● **Request**: Only the lines holding the string "График" are needed. Copy each one.

● **Data extract**:
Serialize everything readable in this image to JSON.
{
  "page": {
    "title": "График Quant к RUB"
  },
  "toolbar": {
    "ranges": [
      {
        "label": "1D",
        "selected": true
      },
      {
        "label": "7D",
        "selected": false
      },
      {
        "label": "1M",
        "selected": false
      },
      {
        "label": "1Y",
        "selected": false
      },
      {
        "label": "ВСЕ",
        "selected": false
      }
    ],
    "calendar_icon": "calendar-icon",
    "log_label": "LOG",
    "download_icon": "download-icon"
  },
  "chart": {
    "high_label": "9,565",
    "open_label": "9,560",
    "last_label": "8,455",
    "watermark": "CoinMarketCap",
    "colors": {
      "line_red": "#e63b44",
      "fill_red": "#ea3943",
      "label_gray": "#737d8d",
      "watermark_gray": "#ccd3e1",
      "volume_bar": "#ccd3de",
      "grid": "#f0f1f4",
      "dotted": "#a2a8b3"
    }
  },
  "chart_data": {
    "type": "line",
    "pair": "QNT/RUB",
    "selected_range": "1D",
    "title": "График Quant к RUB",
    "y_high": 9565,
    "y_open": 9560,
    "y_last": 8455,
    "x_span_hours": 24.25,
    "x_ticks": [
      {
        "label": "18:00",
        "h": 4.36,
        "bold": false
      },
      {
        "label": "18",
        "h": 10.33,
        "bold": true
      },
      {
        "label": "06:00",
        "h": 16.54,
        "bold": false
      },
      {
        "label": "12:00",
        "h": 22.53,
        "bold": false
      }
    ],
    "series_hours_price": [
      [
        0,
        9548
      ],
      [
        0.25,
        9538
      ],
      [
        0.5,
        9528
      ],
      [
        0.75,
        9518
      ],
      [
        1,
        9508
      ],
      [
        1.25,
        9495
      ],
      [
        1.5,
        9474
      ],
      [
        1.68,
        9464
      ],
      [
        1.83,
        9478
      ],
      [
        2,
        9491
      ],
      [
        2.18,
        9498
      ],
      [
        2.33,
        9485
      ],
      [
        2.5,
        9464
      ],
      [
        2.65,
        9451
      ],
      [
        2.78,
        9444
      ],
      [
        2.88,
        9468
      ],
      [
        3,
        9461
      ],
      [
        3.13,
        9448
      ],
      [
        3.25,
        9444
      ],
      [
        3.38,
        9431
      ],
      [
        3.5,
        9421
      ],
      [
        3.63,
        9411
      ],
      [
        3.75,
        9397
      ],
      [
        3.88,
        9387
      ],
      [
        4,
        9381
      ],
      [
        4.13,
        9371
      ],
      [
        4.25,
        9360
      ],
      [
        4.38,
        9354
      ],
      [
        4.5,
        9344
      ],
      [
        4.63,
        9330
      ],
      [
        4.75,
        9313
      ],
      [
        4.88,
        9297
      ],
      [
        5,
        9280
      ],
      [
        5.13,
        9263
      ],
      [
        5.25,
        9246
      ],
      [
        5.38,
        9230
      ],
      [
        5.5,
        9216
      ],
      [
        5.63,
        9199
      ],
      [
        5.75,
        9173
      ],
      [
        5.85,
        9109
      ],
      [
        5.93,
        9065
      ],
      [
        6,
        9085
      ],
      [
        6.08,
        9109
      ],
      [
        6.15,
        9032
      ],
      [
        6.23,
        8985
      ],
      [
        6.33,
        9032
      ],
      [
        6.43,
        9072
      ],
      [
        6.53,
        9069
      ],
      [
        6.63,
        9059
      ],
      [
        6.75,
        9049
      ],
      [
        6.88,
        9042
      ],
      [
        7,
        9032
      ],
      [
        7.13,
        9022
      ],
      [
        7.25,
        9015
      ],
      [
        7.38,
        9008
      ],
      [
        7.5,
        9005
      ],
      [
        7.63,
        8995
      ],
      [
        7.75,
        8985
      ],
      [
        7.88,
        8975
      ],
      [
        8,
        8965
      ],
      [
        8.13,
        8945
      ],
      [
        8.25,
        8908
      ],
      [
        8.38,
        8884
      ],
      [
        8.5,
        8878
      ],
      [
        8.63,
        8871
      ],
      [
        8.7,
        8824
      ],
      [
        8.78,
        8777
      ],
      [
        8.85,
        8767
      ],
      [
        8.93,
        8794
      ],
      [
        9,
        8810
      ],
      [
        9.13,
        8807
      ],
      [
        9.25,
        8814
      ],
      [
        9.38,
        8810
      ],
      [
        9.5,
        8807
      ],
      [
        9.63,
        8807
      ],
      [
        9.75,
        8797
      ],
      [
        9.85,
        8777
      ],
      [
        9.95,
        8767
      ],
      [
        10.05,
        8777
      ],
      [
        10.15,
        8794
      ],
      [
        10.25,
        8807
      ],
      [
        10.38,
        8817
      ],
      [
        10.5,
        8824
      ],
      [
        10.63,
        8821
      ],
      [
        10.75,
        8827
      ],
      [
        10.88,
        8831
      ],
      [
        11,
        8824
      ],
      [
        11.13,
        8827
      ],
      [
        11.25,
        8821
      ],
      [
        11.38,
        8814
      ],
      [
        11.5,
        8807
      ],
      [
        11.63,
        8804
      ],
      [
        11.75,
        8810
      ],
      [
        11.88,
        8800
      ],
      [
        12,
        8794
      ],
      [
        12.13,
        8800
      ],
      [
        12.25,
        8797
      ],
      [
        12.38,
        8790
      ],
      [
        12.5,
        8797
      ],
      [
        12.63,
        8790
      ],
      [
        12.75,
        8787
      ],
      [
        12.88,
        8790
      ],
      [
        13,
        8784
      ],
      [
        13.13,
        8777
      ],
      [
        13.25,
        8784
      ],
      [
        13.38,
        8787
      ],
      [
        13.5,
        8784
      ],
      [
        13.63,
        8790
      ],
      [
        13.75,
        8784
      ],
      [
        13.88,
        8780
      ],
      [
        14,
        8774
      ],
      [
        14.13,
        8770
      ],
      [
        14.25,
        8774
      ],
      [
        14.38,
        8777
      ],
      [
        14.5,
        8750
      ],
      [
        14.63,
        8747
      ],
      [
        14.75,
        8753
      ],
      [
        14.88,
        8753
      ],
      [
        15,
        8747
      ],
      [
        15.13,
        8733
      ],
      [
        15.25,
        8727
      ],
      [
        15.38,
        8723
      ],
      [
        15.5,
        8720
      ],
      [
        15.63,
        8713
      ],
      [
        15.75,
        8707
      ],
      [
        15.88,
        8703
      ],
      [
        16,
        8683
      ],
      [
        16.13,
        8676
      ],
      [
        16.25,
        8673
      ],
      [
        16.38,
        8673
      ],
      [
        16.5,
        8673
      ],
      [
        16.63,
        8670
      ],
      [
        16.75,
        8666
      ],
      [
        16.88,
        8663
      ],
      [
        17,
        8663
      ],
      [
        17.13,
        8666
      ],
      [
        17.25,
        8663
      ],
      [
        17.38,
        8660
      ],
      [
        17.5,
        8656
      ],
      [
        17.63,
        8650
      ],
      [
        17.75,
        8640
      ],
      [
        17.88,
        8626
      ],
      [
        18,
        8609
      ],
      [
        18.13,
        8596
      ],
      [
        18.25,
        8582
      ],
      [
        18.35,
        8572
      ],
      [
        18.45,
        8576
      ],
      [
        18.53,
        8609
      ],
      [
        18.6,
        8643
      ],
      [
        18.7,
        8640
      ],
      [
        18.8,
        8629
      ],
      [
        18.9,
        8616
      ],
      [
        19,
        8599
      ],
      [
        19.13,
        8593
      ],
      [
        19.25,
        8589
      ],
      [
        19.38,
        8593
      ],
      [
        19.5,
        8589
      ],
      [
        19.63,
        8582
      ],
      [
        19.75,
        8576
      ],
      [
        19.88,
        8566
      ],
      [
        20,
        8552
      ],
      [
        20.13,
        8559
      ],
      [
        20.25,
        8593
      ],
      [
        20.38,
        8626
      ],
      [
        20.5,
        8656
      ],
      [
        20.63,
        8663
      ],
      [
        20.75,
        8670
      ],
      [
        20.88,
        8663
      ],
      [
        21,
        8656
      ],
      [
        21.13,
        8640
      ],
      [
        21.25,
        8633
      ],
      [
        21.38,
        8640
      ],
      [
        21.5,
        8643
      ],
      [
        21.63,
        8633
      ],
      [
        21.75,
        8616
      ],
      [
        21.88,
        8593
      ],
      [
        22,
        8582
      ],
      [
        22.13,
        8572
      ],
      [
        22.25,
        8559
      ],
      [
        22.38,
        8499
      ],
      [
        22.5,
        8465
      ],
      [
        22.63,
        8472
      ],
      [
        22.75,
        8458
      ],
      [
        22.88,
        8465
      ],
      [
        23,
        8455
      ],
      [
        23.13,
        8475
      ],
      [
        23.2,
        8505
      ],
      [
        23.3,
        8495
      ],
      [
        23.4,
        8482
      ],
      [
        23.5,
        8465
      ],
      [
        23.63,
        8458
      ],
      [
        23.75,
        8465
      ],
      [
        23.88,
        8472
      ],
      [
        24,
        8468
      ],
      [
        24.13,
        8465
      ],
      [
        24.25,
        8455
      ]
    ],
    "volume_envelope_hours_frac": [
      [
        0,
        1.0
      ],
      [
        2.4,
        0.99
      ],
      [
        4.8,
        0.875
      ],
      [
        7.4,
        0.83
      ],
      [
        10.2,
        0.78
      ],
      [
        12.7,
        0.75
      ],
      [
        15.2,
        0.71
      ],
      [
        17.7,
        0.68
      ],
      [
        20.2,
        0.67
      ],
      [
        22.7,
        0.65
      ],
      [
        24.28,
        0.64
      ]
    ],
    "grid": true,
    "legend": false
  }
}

● **Written answer**:
    "title": "График Quant к RUB"
    "title": "График Quant к RUB",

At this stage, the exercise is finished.